**Data for the task:**

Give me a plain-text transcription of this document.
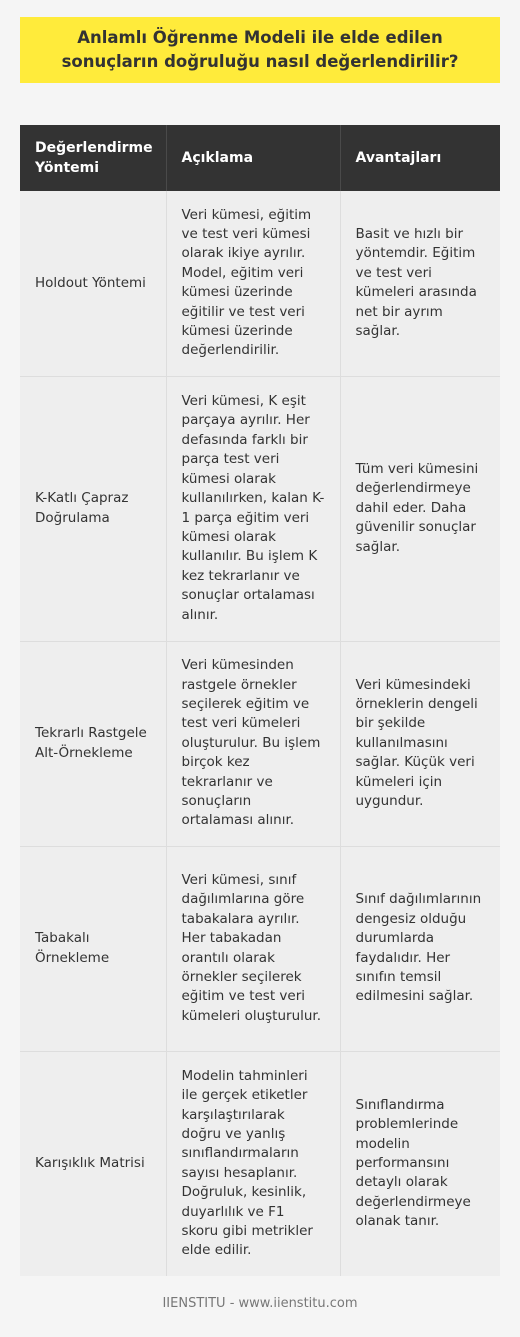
Anlamlı Öğrenme Modeli ile elde edilen sonuçların doğruluğu nasıl değerlendirilir?
Değerlendirme Yöntemi	Açıklama	Avantajları
Holdout Yöntemi	Veri kümesi, eğitim ve test veri kümesi olarak ikiye ayrılır. Model, eğitim veri kümesi üzerinde eğitilir ve test veri kümesi üzerinde değerlendirilir.	Basit ve hızlı bir yöntemdir. Eğitim ve test veri kümeleri arasında net bir ayrım sağlar.
K-Katlı Çapraz Doğrulama	Veri kümesi, K eşit parçaya ayrılır. Her defasında farklı bir parça test veri kümesi olarak kullanılırken, kalan K-1 parça eğitim veri kümesi olarak kullanılır. Bu işlem K kez tekrarlanır ve sonuçlar ortalaması alınır.	Tüm veri kümesini değerlendirmeye dahil eder. Daha güvenilir sonuçlar sağlar.
Tekrarlı Rastgele Alt-Örnekleme	Veri kümesinden rastgele örnekler seçilerek eğitim ve test veri kümeleri oluşturulur. Bu işlem birçok kez tekrarlanır ve sonuçların ortalaması alınır.	Veri kümesindeki örneklerin dengeli bir şekilde kullanılmasını sağlar. Küçük veri kümeleri için uygundur.
Tabakalı Örnekleme	Veri kümesi, sınıf dağılımlarına göre tabakalara ayrılır. Her tabakadan orantılı olarak örnekler seçilerek eğitim ve test veri kümeleri oluşturulur.	Sınıf dağılımlarının dengesiz olduğu durumlarda faydalıdır. Her sınıfın temsil edilmesini sağlar.
Karışıklık Matrisi	Modelin tahminleri ile gerçek etiketler karşılaştırılarak doğru ve yanlış sınıflandırmaların sayısı hesaplanır. Doğruluk, kesinlik, duyarlılık ve F1 skoru gibi metrikler elde edilir.	Sınıflandırma problemlerinde modelin performansını detaylı olarak değerlendirmeye olanak tanır.
IIENSTITU - www.iienstitu.com
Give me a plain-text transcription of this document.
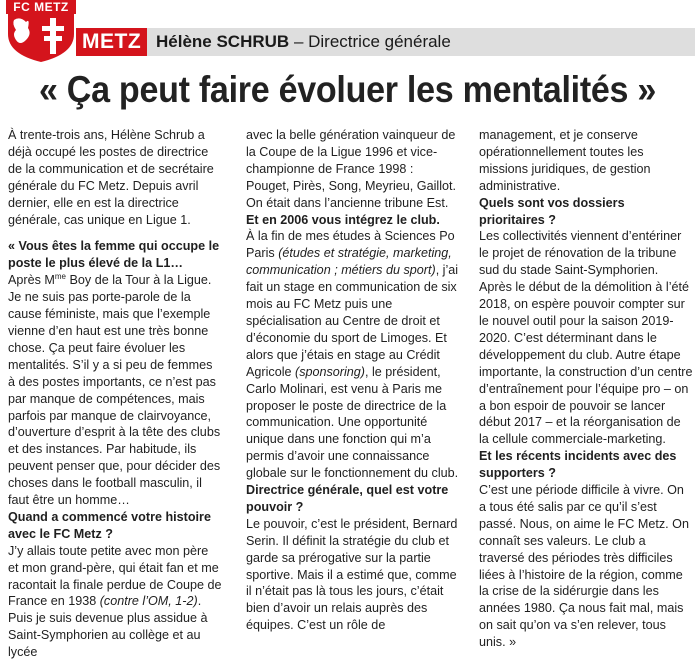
FC METZ
METZ Hélène SCHRUB – Directrice générale
« Ça peut faire évoluer les mentalités »

À trente-trois ans, Hélène Schrub a déjà occupé les postes de directrice de la communication et de secrétaire générale du FC Metz. Depuis avril dernier, elle en est la directrice générale, cas unique en Ligue 1.

« Vous êtes la femme qui occupe le poste le plus élevé de la L1…

Après $M^{me}$ Boy de la Tour à la Ligue. Je ne suis pas porte-parole de la cause féministe, mais que l’exemple vienne d’en haut est une très bonne chose. Ça peut faire évoluer les mentalités. S’il y a si peu de femmes à des postes importants, ce n’est pas par manque de compétences, mais parfois par manque de clairvoyance, d’ouverture d’esprit à la tête des clubs et des instances. Par habitude, ils peuvent penser que, pour décider des choses dans le football masculin, il faut être un homme…

Quand a commencé votre histoire avec le FC Metz ?

J’y allais toute petite avec mon père et mon grand-père, qui était fan et me racontait la finale perdue de Coupe de France en 1938 (contre l’OM, 1-2). Puis je suis devenue plus assidue à Saint-Symphorien au collège et au lycée

avec la belle génération vainqueur de la Coupe de la Ligue 1996 et vice-championne de France 1998 : Pouget, Pirès, Song, Meyrieu, Gaillot. On était dans l’ancienne tribune Est.

Et en 2006 vous intégrez le club.

À la fin de mes études à Sciences Po Paris (études et stratégie, marketing, communication ; métiers du sport), j’ai fait un stage en communication de six mois au FC Metz puis une spécialisation au Centre de droit et d’économie du sport de Limoges. Et alors que j’étais en stage au Crédit Agricole (sponsoring), le président, Carlo Molinari, est venu à Paris me proposer le poste de directrice de la communication. Une opportunité unique dans une fonction qui m’a permis d’avoir une connaissance globale sur le fonctionnement du club.

Directrice générale, quel est votre pouvoir ?

Le pouvoir, c’est le président, Bernard Serin. Il définit la stratégie du club et garde sa prérogative sur la partie sportive. Mais il a estimé que, comme il n’était pas là tous les jours, c’était bien d’avoir un relais auprès des équipes. C’est un rôle de

management, et je conserve opérationnellement toutes les missions juridiques, de gestion administrative.

Quels sont vos dossiers prioritaires ?

Les collectivités viennent d’entériner le projet de rénovation de la tribune sud du stade Saint-Symphorien. Après le début de la démolition à l’été 2018, on espère pouvoir compter sur le nouvel outil pour la saison 2019-2020. C’est déterminant dans le développement du club. Autre étape importante, la construction d’un centre d’entraînement pour l’équipe pro – on a bon espoir de pouvoir se lancer début 2017 – et la réorganisation de la cellule commerciale-marketing.

Et les récents incidents avec des supporters ?

C’est une période difficile à vivre. On a tous été salis par ce qu’il s’est passé. Nous, on aime le FC Metz. On connaît ses valeurs. Le club a traversé des périodes très difficiles liées à l’histoire de la région, comme la crise de la sidérurgie dans les années 1980. Ça nous fait mal, mais on sait qu’on va s’en relever, tous unis. »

**Aim of the exercise:** Omit the pictures, and quote the material above exactly as given.

**Solution below:**
Give me a plain-text transcription of this document.
Anlamlı Öğrenme Modeli ile elde edilen sonuçların doğruluğu nasıl değerlendirilir?
Değerlendirme Yöntemi	Açıklama	Avantajları
Holdout Yöntemi	Veri kümesi, eğitim ve test veri kümesi olarak ikiye ayrılır. Model, eğitim veri kümesi üzerinde eğitilir ve test veri kümesi üzerinde değerlendirilir.	Basit ve hızlı bir yöntemdir. Eğitim ve test veri kümeleri arasında net bir ayrım sağlar.
K-Katlı Çapraz Doğrulama	Veri kümesi, K eşit parçaya ayrılır. Her defasında farklı bir parça test veri kümesi olarak kullanılırken, kalan K-1 parça eğitim veri kümesi olarak kullanılır. Bu işlem K kez tekrarlanır ve sonuçlar ortalaması alınır.	Tüm veri kümesini değerlendirmeye dahil eder. Daha güvenilir sonuçlar sağlar.
Tekrarlı Rastgele Alt-Örnekleme	Veri kümesinden rastgele örnekler seçilerek eğitim ve test veri kümeleri oluşturulur. Bu işlem birçok kez tekrarlanır ve sonuçların ortalaması alınır.	Veri kümesindeki örneklerin dengeli bir şekilde kullanılmasını sağlar. Küçük veri kümeleri için uygundur.
Tabakalı Örnekleme	Veri kümesi, sınıf dağılımlarına göre tabakalara ayrılır. Her tabakadan orantılı olarak örnekler seçilerek eğitim ve test veri kümeleri oluşturulur.	Sınıf dağılımlarının dengesiz olduğu durumlarda faydalıdır. Her sınıfın temsil edilmesini sağlar.
Karışıklık Matrisi	Modelin tahminleri ile gerçek etiketler karşılaştırılarak doğru ve yanlış sınıflandırmaların sayısı hesaplanır. Doğruluk, kesinlik, duyarlılık ve F1 skoru gibi metrikler elde edilir.	Sınıflandırma problemlerinde modelin performansını detaylı olarak değerlendirmeye olanak tanır.
IIENSTITU - www.iienstitu.com
Give me a plain-text transcription of this document.
FC METZ
METZ Hélène SCHRUB – Directrice générale
« Ça peut faire évoluer les mentalités »

À trente-trois ans, Hélène Schrub a déjà occupé les postes de directrice de la communication et de secrétaire générale du FC Metz. Depuis avril dernier, elle en est la directrice générale, cas unique en Ligue 1.

« Vous êtes la femme qui occupe le poste le plus élevé de la L1…

Après $M^{me}$ Boy de la Tour à la Ligue. Je ne suis pas porte-parole de la cause féministe, mais que l’exemple vienne d’en haut est une très bonne chose. Ça peut faire évoluer les mentalités. S’il y a si peu de femmes à des postes importants, ce n’est pas par manque de compétences, mais parfois par manque de clairvoyance, d’ouverture d’esprit à la tête des clubs et des instances. Par habitude, ils peuvent penser que, pour décider des choses dans le football masculin, il faut être un homme…

Quand a commencé votre histoire avec le FC Metz ?

J’y allais toute petite avec mon père et mon grand-père, qui était fan et me racontait la finale perdue de Coupe de France en 1938 (contre l’OM, 1-2). Puis je suis devenue plus assidue à Saint-Symphorien au collège et au lycée

avec la belle génération vainqueur de la Coupe de la Ligue 1996 et vice-championne de France 1998 : Pouget, Pirès, Song, Meyrieu, Gaillot. On était dans l’ancienne tribune Est.

Et en 2006 vous intégrez le club.

À la fin de mes études à Sciences Po Paris (études et stratégie, marketing, communication ; métiers du sport), j’ai fait un stage en communication de six mois au FC Metz puis une spécialisation au Centre de droit et d’économie du sport de Limoges. Et alors que j’étais en stage au Crédit Agricole (sponsoring), le président, Carlo Molinari, est venu à Paris me proposer le poste de directrice de la communication. Une opportunité unique dans une fonction qui m’a permis d’avoir une connaissance globale sur le fonctionnement du club.

Directrice générale, quel est votre pouvoir ?

Le pouvoir, c’est le président, Bernard Serin. Il définit la stratégie du club et garde sa prérogative sur la partie sportive. Mais il a estimé que, comme il n’était pas là tous les jours, c’était bien d’avoir un relais auprès des équipes. C’est un rôle de

management, et je conserve opérationnellement toutes les missions juridiques, de gestion administrative.

Quels sont vos dossiers prioritaires ?

Les collectivités viennent d’entériner le projet de rénovation de la tribune sud du stade Saint-Symphorien. Après le début de la démolition à l’été 2018, on espère pouvoir compter sur le nouvel outil pour la saison 2019-2020. C’est déterminant dans le développement du club. Autre étape importante, la construction d’un centre d’entraînement pour l’équipe pro – on a bon espoir de pouvoir se lancer début 2017 – et la réorganisation de la cellule commerciale-marketing.

Et les récents incidents avec des supporters ?

C’est une période difficile à vivre. On a tous été salis par ce qu’il s’est passé. Nous, on aime le FC Metz. On connaît ses valeurs. Le club a traversé des périodes très difficiles liées à l’histoire de la région, comme la crise de la sidérurgie dans les années 1980. Ça nous fait mal, mais on sait qu’on va s’en relever, tous unis. »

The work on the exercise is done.